Source extract –
•••••
Even if the US forces stopped operations in Fallujah and nationwide right now, these kinds of losses inflicted on the indigenous population mean that the US has lost all its credibility as the governing force in Iraq, as well as much of its ability to dictate the timing and other modalities of its by-now inevitable exit from the country.

How many people in the Bush administration have even heard of the Amritsar massacre?

The circumstances of that April 1919 atrocity, in which British forces mowed down 400 unarmed Indian protesters on a single day were, I admit, very different. But just as the Amritsar Massacre signaled the beginning of the end of the Brits' "thousand-year Raj" in India, so too does the Fallujah Massacre of April 2004 signal the beginning of the precipitous crumbling of the US occupation of Iraq.

History moves a lot faster nowadays than it did in the early 20th century. It took the Brits a further 28 years after Amritsar to bring their colonial rule over India to an end, though after that fateful day the writing was very evidently on the wall for them.

At the rate the US military is currently going, I doubt that its presence in Iraq will last even a further 28 weeks. One way or another, the Fallujah Massacre will certainly be in every history book in every Muslim country from here on out.

[more]


Steve Gillard has a great post. The page link doesn't work so well so scroll to the post heading if he has posted something else. Or, just read it all. He's good.

Friday, April 09, 2004


The sad fact about Iraq is that no one gets the scale of the tragedy. Not only are the theocrats going to win, but the scale of killing is vast. Over 40 Americans and 300 Iraqis have been killed in fighting.

There is this arrogant idea that all the US has to do is kill enough people and the resistance will end. Dan Barlett, the White House spokesman making the rounds of the morning shows, said "we're fighting evil".

When I heard that, my mouth fell open. Hasn't anyone in the White House noticed most Iraqis are on the fence, and many more have decided to oppose the occupation. They are not supporting us. They are not taking our side, except when we pay them. There isn't one pro-american group native to Iraq. No one cares about Chalabi's henchmen.

I heard a Lt. Col say "we're winning every firefight." So? Why are you in firefights? Why are people killing your Marines? Doesn't that speak of a massive policy failure. Now, I know he has to win a battle, but the idea that we're fighting in Iraq is insane. We were supposed to liberate these people, not have them turn on us.
•••••
Raw records –
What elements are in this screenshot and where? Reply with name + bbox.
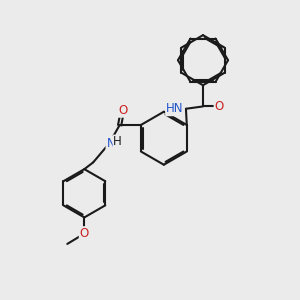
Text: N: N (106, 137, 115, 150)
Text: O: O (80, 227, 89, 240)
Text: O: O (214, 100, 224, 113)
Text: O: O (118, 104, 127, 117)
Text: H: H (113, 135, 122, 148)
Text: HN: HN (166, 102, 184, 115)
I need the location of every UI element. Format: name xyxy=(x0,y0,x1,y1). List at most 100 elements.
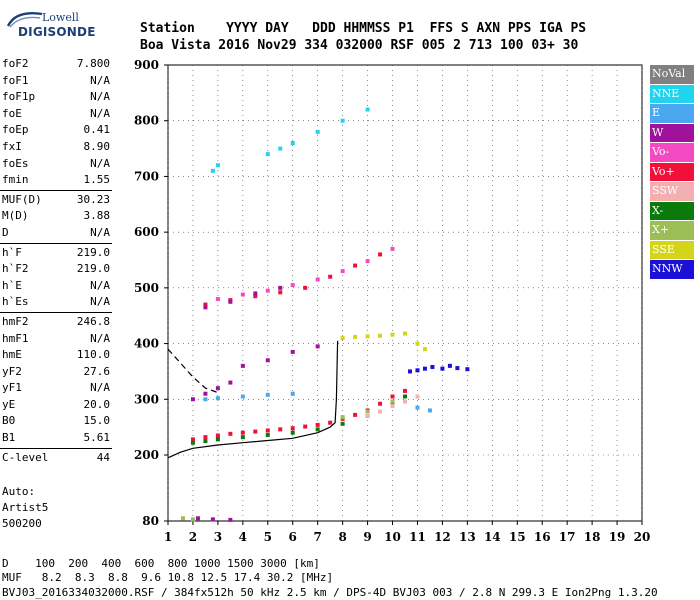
•••••
Required task A –
Find every phrase that the text on Fallujah and Iraq encloses in quotation marks, and list them.
Required task B –
Write out the text on Fallujah and Iraq word for word, from "Friday, April 09, 2004" to "killed in fighting.".

Solution A –
"thousand-year Raj"
"we're fighting evil"
"we're winning every firefight."

Solution B –
Friday, April 09, 2004


The sad fact about Iraq is that no one gets the scale of the tragedy. Not only are the theocrats going to win, but the scale of killing is vast. Over 40 Americans and 300 Iraqis have been killed in fighting.